(A run of records)
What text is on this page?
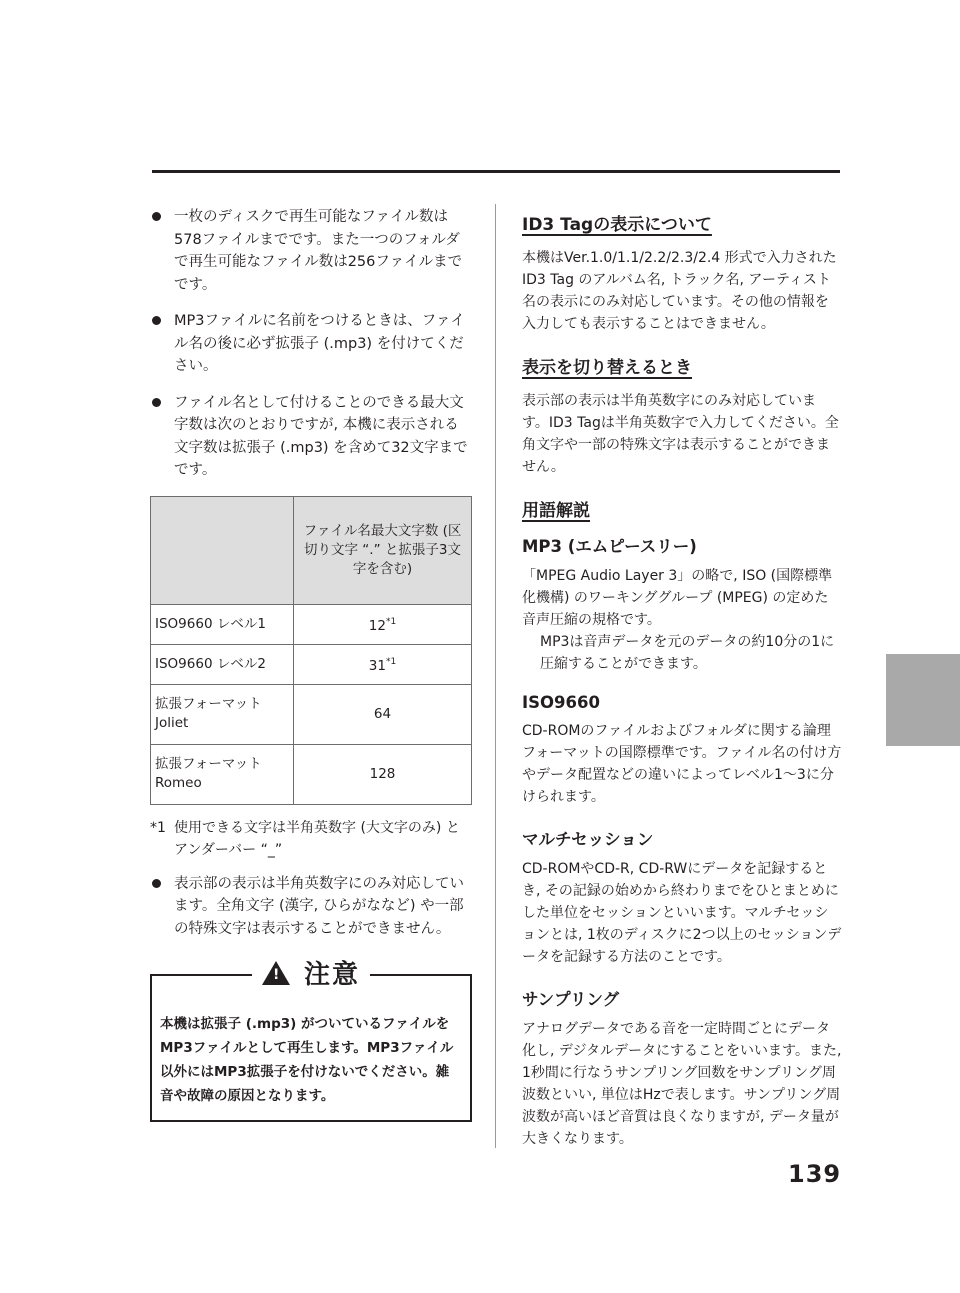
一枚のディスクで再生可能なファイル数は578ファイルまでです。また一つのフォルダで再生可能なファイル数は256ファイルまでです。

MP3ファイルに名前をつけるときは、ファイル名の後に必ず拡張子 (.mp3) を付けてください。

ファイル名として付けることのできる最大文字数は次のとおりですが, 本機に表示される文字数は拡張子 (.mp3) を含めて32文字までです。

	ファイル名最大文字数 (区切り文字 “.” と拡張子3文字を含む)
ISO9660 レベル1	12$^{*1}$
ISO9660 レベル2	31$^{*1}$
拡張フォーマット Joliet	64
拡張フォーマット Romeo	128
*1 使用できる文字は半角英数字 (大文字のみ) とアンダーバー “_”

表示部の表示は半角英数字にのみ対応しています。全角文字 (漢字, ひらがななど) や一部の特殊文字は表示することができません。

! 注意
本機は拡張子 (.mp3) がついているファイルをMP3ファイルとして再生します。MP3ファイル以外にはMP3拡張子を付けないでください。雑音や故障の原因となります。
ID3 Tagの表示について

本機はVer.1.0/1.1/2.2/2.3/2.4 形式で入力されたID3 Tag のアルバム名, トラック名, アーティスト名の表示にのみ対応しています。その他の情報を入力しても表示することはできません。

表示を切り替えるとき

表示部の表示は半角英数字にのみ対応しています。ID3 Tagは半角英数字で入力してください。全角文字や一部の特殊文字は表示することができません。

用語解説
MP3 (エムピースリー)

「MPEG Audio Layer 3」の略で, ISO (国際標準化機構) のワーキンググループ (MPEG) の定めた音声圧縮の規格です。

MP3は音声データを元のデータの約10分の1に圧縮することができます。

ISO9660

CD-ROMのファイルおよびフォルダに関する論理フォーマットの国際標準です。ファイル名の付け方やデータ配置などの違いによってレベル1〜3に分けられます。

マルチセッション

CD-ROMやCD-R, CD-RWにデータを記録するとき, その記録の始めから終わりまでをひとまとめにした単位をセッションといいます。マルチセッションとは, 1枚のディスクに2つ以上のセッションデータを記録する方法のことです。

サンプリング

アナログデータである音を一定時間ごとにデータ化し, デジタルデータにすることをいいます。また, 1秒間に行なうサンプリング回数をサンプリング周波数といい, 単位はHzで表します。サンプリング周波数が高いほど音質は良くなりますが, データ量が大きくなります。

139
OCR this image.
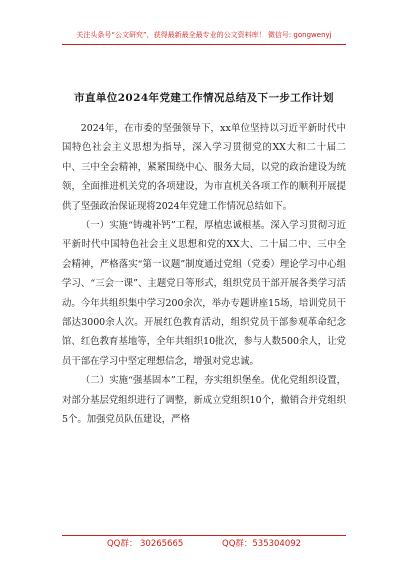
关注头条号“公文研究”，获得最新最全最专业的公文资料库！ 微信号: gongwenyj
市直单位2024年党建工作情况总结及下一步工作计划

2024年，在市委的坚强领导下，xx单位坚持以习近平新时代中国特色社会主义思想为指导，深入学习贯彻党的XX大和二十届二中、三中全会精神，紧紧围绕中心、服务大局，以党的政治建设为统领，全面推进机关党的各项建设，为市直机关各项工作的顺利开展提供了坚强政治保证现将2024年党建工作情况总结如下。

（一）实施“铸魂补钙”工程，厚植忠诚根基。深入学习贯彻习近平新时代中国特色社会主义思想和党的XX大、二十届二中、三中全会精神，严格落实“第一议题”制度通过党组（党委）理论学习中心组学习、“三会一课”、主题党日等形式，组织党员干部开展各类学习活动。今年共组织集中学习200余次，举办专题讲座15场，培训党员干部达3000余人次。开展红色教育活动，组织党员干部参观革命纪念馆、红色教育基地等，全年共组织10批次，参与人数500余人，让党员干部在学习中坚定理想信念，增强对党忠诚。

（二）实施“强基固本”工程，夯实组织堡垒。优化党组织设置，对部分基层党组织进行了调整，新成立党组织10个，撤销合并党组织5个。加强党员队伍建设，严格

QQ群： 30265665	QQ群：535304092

* * *

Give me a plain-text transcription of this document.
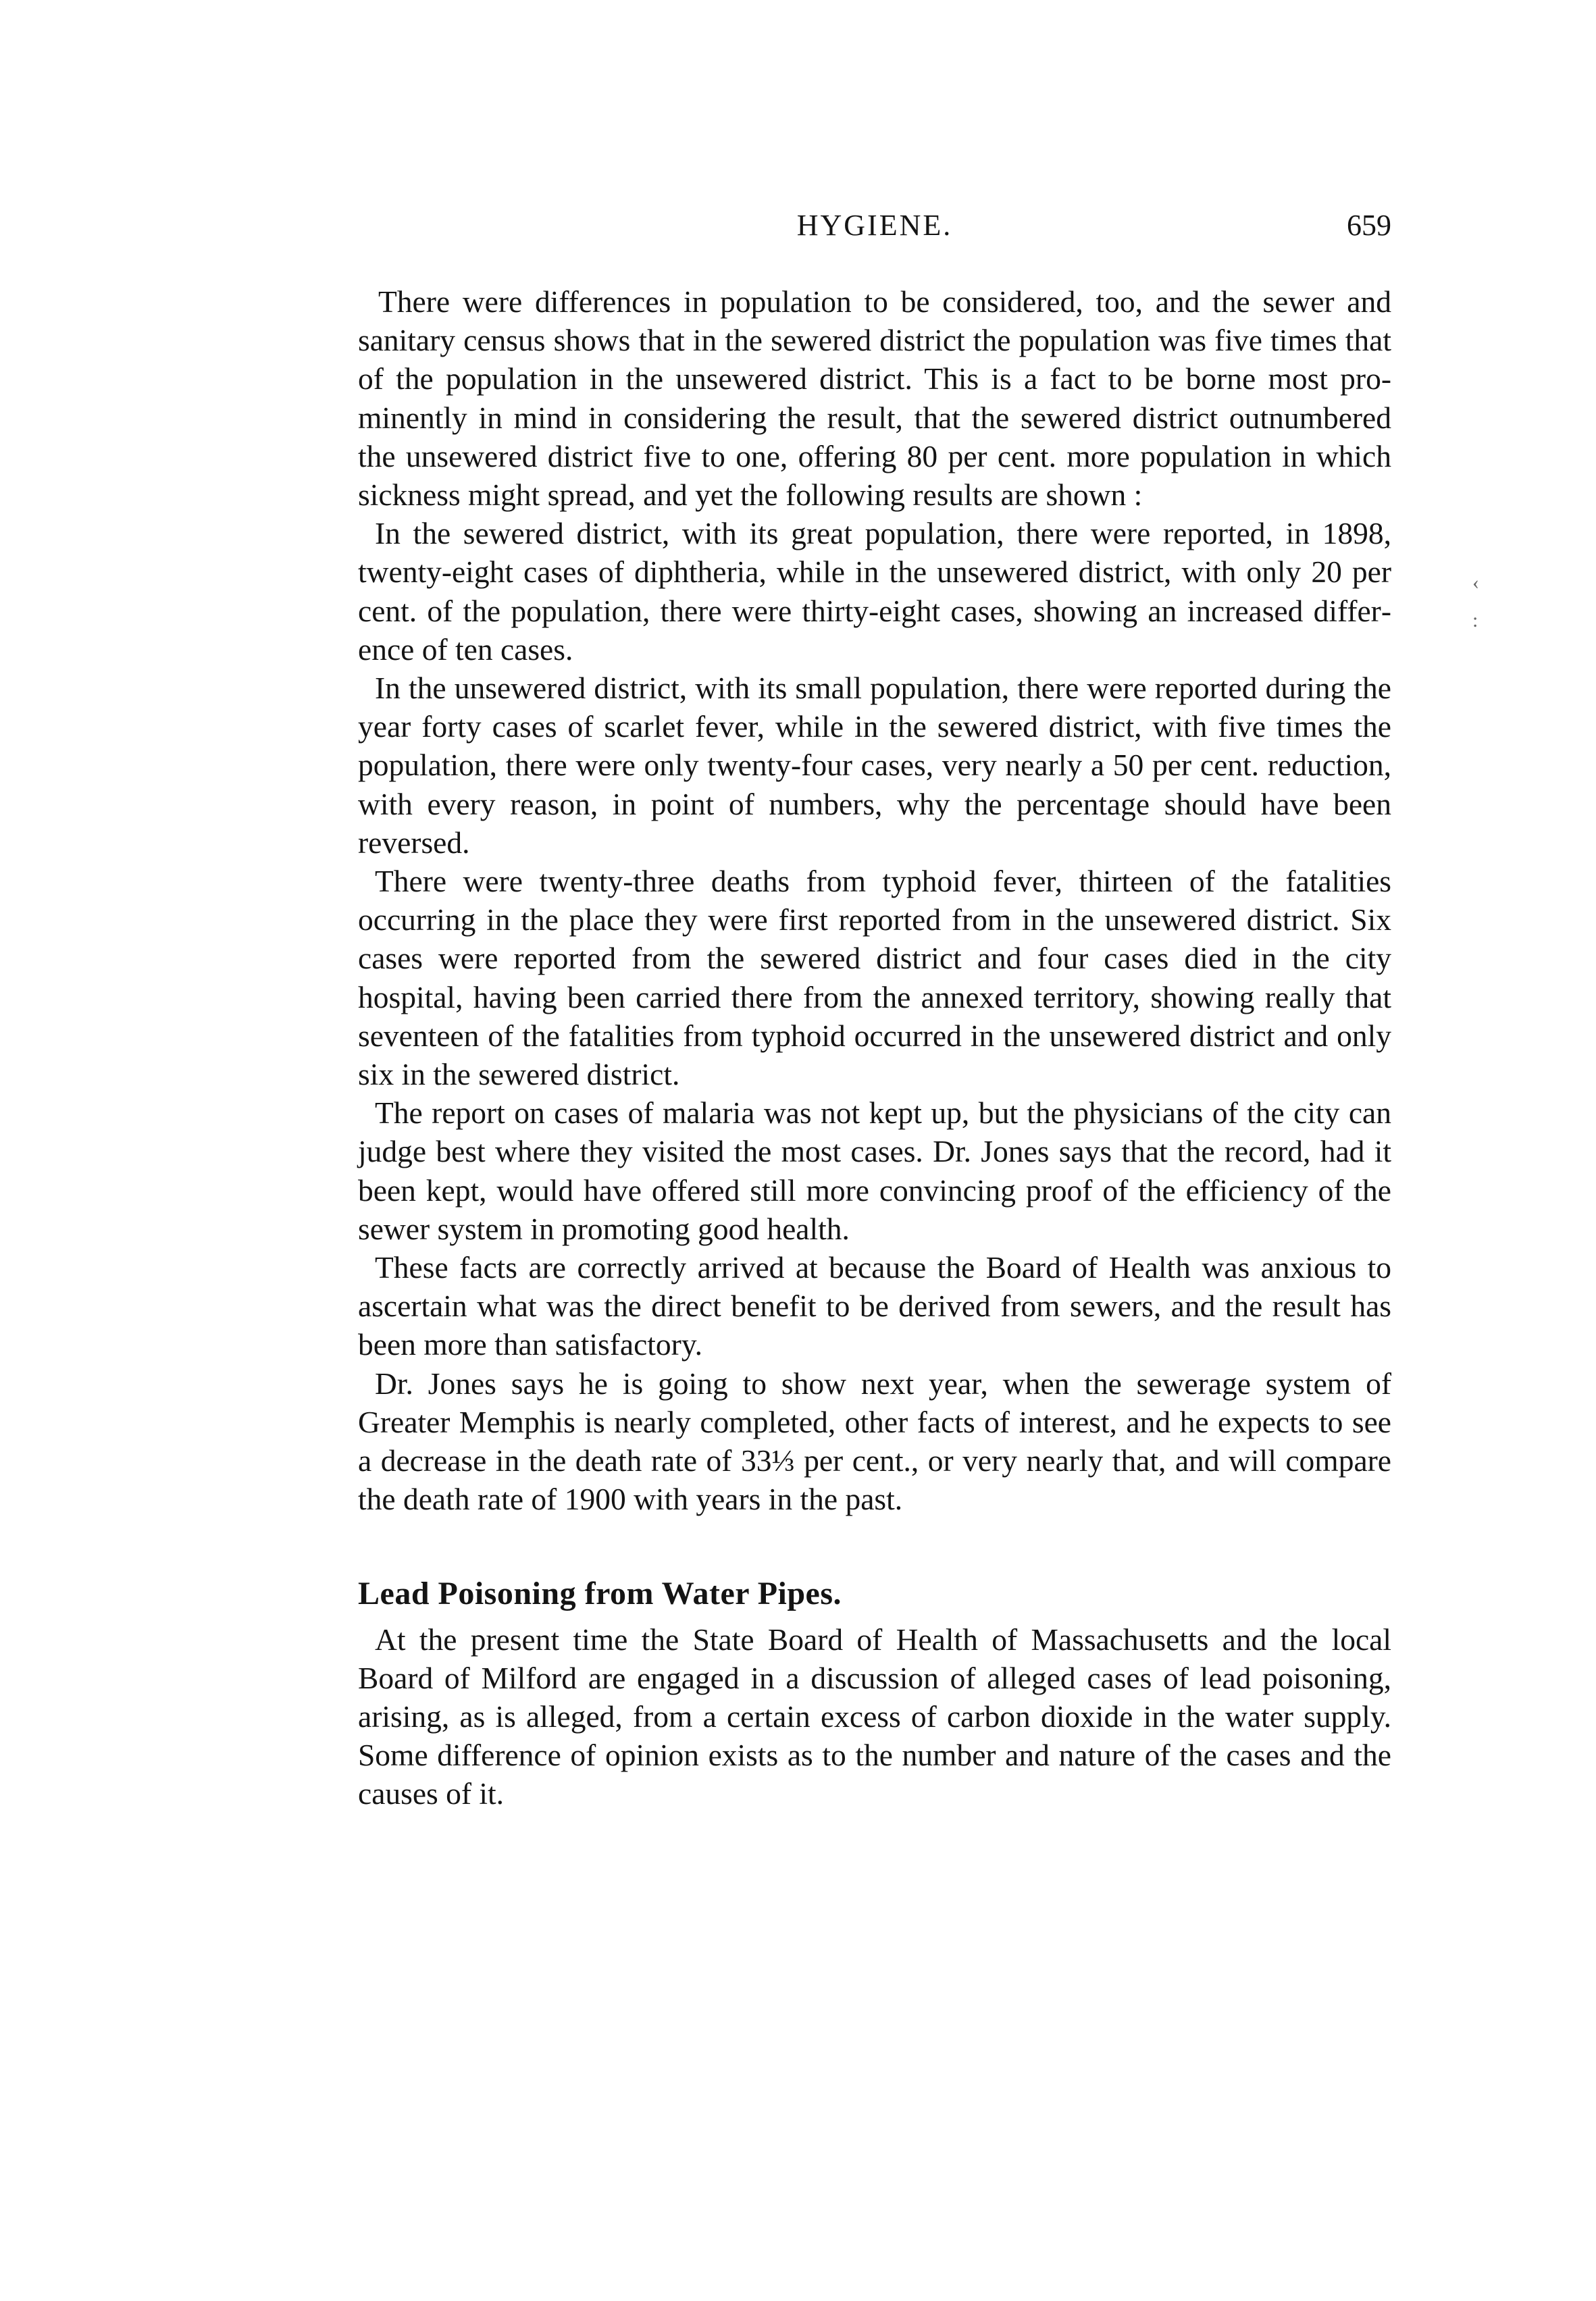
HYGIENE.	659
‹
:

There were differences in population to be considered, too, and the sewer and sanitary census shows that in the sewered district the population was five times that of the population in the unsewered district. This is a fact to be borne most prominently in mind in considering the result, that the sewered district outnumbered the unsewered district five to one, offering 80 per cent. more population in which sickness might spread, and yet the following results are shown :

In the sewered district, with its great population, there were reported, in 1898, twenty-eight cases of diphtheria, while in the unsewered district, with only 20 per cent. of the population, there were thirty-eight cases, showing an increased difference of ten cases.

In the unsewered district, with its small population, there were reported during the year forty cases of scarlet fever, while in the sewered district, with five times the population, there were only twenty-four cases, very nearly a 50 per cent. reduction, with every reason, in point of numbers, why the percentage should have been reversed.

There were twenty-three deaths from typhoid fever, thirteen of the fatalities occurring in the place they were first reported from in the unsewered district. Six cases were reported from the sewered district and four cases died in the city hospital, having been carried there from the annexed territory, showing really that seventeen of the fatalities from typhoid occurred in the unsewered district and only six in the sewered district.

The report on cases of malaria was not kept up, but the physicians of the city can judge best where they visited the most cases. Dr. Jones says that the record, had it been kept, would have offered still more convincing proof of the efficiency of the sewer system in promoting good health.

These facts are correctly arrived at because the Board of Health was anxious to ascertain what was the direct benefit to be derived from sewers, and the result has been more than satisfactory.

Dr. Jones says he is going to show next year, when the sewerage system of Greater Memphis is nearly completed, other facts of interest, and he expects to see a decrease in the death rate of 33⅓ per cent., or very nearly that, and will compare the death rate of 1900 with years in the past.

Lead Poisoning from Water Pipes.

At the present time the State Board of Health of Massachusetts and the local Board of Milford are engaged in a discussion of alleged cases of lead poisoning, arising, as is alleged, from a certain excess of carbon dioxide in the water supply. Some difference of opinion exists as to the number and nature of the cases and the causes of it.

» Your task
Copy each line of the records above that carries the word "Board".

» Exercise answer
These facts are correctly arrived at because the Board of Health was anxious to ascertain what was the direct benefit to be derived from sewers, and the result has been more than satisfactory.
At the present time the State Board of Health of Massachusetts and the local Board of Milford are engaged in a discussion of alleged cases of lead poisoning, arising, as is alleged, from a certain excess of carbon dioxide in the water supply. Some difference of opinion exists as to the number and nature of the cases and the causes of it.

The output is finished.